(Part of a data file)
— BEGIN —
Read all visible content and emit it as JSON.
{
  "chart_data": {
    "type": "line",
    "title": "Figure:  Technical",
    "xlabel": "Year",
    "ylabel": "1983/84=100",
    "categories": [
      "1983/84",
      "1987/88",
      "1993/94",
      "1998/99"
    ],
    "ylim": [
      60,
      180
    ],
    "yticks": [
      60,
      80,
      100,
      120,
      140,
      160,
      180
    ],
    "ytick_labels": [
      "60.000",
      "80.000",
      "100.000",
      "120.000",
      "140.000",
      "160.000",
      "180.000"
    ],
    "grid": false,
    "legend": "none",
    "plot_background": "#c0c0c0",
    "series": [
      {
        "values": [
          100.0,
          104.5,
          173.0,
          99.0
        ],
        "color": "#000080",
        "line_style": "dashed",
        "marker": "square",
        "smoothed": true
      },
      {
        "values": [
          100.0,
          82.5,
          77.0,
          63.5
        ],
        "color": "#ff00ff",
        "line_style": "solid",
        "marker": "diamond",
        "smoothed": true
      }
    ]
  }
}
— END —
*Requirements:* Extract the complete set of records unchanged.

*Correct result:*
Read all visible content and emit it as JSON.
{
  "chart_data": {
    "type": "line",
    "title": "Figure:  Technical",
    "xlabel": "Year",
    "ylabel": "1983/84=100",
    "categories": [
      "1983/84",
      "1987/88",
      "1993/94",
      "1998/99"
    ],
    "ylim": [
      60,
      180
    ],
    "yticks": [
      60,
      80,
      100,
      120,
      140,
      160,
      180
    ],
    "ytick_labels": [
      "60.000",
      "80.000",
      "100.000",
      "120.000",
      "140.000",
      "160.000",
      "180.000"
    ],
    "grid": false,
    "legend": "none",
    "plot_background": "#c0c0c0",
    "series": [
      {
        "values": [
          100.0,
          104.5,
          173.0,
          99.0
        ],
        "color": "#000080",
        "line_style": "dashed",
        "marker": "square",
        "smoothed": true
      },
      {
        "values": [
          100.0,
          82.5,
          77.0,
          63.5
        ],
        "color": "#ff00ff",
        "line_style": "solid",
        "marker": "diamond",
        "smoothed": true
      }
    ]
  }
}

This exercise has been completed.